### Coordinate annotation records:
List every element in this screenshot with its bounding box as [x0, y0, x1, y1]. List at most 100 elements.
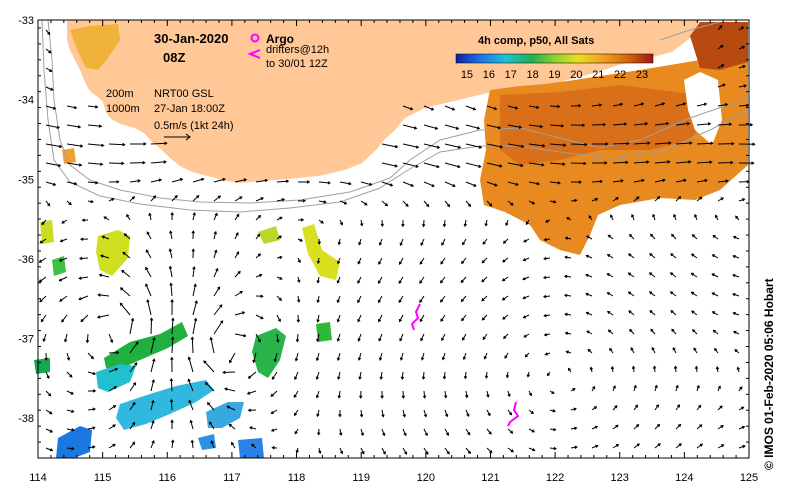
current-arrow	[542, 294, 551, 299]
argo-marker-icon	[250, 33, 260, 43]
current-arrow	[45, 143, 63, 149]
current-arrow	[717, 405, 723, 411]
current-arrow	[524, 352, 530, 358]
current-arrow	[276, 314, 281, 323]
current-arrow	[247, 408, 257, 412]
current-arrow	[652, 213, 656, 221]
current-arrow	[337, 371, 341, 380]
current-arrow	[170, 211, 174, 221]
current-arrow	[108, 350, 120, 355]
y-axis-ticks: -33 -34 -35 -36 -37 -38	[18, 15, 34, 425]
sst-patch-ygreen-2	[96, 230, 130, 276]
current-arrow	[650, 328, 656, 335]
current-arrow	[612, 141, 630, 146]
current-arrow	[45, 86, 54, 91]
current-arrow	[628, 233, 635, 240]
current-arrow	[98, 273, 110, 278]
current-arrow	[42, 333, 47, 343]
current-arrow	[461, 257, 467, 265]
current-arrow	[296, 314, 301, 323]
current-arrow	[169, 377, 174, 392]
current-arrow	[591, 103, 603, 107]
current-arrow	[318, 200, 327, 204]
current-arrow	[101, 235, 110, 240]
current-arrow	[234, 270, 241, 278]
current-arrow	[204, 382, 215, 392]
current-arrow	[633, 160, 650, 164]
current-arrow	[591, 179, 603, 184]
current-arrow	[402, 447, 408, 455]
current-arrow	[543, 256, 551, 261]
current-arrow	[190, 439, 195, 449]
current-arrow	[66, 200, 72, 206]
current-arrow	[419, 314, 425, 323]
current-arrow	[66, 105, 78, 110]
current-arrow	[732, 254, 740, 259]
current-arrow	[612, 160, 629, 165]
current-arrow	[696, 196, 703, 202]
current-arrow	[422, 390, 427, 399]
current-arrow	[66, 124, 82, 129]
current-arrow	[543, 237, 551, 242]
current-arrow	[651, 346, 656, 354]
current-arrow	[402, 124, 418, 130]
current-arrow	[61, 314, 68, 323]
current-arrow	[150, 440, 155, 449]
current-arrow	[169, 282, 173, 297]
current-arrow	[399, 257, 404, 265]
frame-ticks	[37, 20, 750, 459]
current-arrow	[87, 162, 104, 166]
current-arrow	[337, 257, 341, 265]
current-arrow	[732, 274, 740, 278]
current-arrow	[191, 230, 195, 240]
current-arrow	[738, 123, 754, 127]
current-arrow	[381, 181, 394, 187]
current-arrow	[234, 333, 247, 338]
current-arrow	[465, 143, 483, 149]
current-arrow	[255, 197, 264, 202]
current-arrow	[149, 317, 154, 335]
current-arrow	[675, 160, 692, 164]
current-arrow	[381, 409, 385, 418]
current-arrow	[612, 424, 619, 430]
current-arrow	[486, 428, 492, 435]
current-arrow	[612, 102, 624, 107]
current-arrow	[122, 251, 131, 259]
current-arrow	[420, 333, 425, 342]
current-arrow	[549, 427, 557, 432]
info-depth1: 200m	[106, 88, 134, 100]
current-arrow	[567, 367, 572, 373]
current-arrow	[150, 419, 155, 430]
current-arrow	[402, 181, 415, 187]
colorbar-title: 4h comp, p50, All Sats	[478, 35, 594, 47]
current-arrow	[542, 275, 551, 280]
current-arrow	[717, 197, 724, 202]
current-arrow	[126, 213, 131, 221]
current-arrow	[108, 386, 118, 392]
current-arrow	[108, 367, 119, 373]
current-arrow	[190, 336, 195, 354]
current-arrow	[481, 257, 488, 264]
current-arrow	[442, 219, 447, 228]
current-arrow	[276, 276, 283, 280]
current-arrow	[87, 426, 96, 430]
current-arrow	[444, 409, 449, 418]
current-arrow	[421, 371, 426, 380]
current-arrow	[315, 352, 320, 362]
current-arrow	[717, 141, 735, 146]
current-arrow	[38, 276, 47, 283]
current-arrow	[591, 142, 609, 146]
current-arrow	[460, 276, 467, 284]
current-arrow	[87, 445, 96, 449]
current-arrow	[503, 333, 509, 340]
current-arrow	[633, 196, 640, 202]
sst-patch-west-coast	[70, 24, 120, 70]
current-arrow	[502, 238, 509, 244]
current-arrow	[654, 178, 666, 183]
current-arrow	[336, 276, 341, 284]
current-arrow	[378, 352, 383, 361]
current-arrow	[316, 276, 320, 284]
legend-drifters-line1: drifters@12h	[266, 44, 329, 56]
current-arrow	[66, 352, 71, 361]
current-arrow	[566, 217, 572, 221]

### Exercise directions:
Transcribe, with no changes, the stretch of lines from the one containing "294, 551, 299]" through the one containing "317, 154, 335]".

### Solution for this exercise:
current-arrow	[542, 294, 551, 299]
argo-marker-icon	[250, 33, 260, 43]
current-arrow	[45, 143, 63, 149]
current-arrow	[717, 405, 723, 411]
current-arrow	[524, 352, 530, 358]
current-arrow	[276, 314, 281, 323]
current-arrow	[247, 408, 257, 412]
current-arrow	[652, 213, 656, 221]
current-arrow	[337, 371, 341, 380]
current-arrow	[170, 211, 174, 221]
current-arrow	[108, 350, 120, 355]
y-axis-ticks: -33 -34 -35 -36 -37 -38	[18, 15, 34, 425]
sst-patch-ygreen-2	[96, 230, 130, 276]
current-arrow	[650, 328, 656, 335]
current-arrow	[612, 141, 630, 146]
current-arrow	[45, 86, 54, 91]
current-arrow	[628, 233, 635, 240]
current-arrow	[98, 273, 110, 278]
current-arrow	[42, 333, 47, 343]
current-arrow	[461, 257, 467, 265]
current-arrow	[296, 314, 301, 323]
current-arrow	[169, 377, 174, 392]
current-arrow	[591, 103, 603, 107]
current-arrow	[318, 200, 327, 204]
current-arrow	[101, 235, 110, 240]
current-arrow	[234, 270, 241, 278]
current-arrow	[204, 382, 215, 392]
current-arrow	[633, 160, 650, 164]
current-arrow	[591, 179, 603, 184]
current-arrow	[402, 447, 408, 455]
current-arrow	[543, 256, 551, 261]
current-arrow	[190, 439, 195, 449]
current-arrow	[66, 200, 72, 206]
current-arrow	[419, 314, 425, 323]
current-arrow	[66, 105, 78, 110]
current-arrow	[732, 254, 740, 259]
current-arrow	[612, 160, 629, 165]
current-arrow	[696, 196, 703, 202]
current-arrow	[422, 390, 427, 399]
current-arrow	[66, 124, 82, 129]
current-arrow	[543, 237, 551, 242]
current-arrow	[651, 346, 656, 354]
current-arrow	[402, 124, 418, 130]
current-arrow	[61, 314, 68, 323]
current-arrow	[150, 440, 155, 449]
current-arrow	[169, 282, 173, 297]
current-arrow	[399, 257, 404, 265]
frame-ticks	[37, 20, 750, 459]
current-arrow	[87, 162, 104, 166]
current-arrow	[337, 257, 341, 265]
current-arrow	[732, 274, 740, 278]
current-arrow	[191, 230, 195, 240]
current-arrow	[738, 123, 754, 127]
current-arrow	[381, 181, 394, 187]
current-arrow	[234, 333, 247, 338]
current-arrow	[465, 143, 483, 149]
current-arrow	[255, 197, 264, 202]
current-arrow	[149, 317, 154, 335]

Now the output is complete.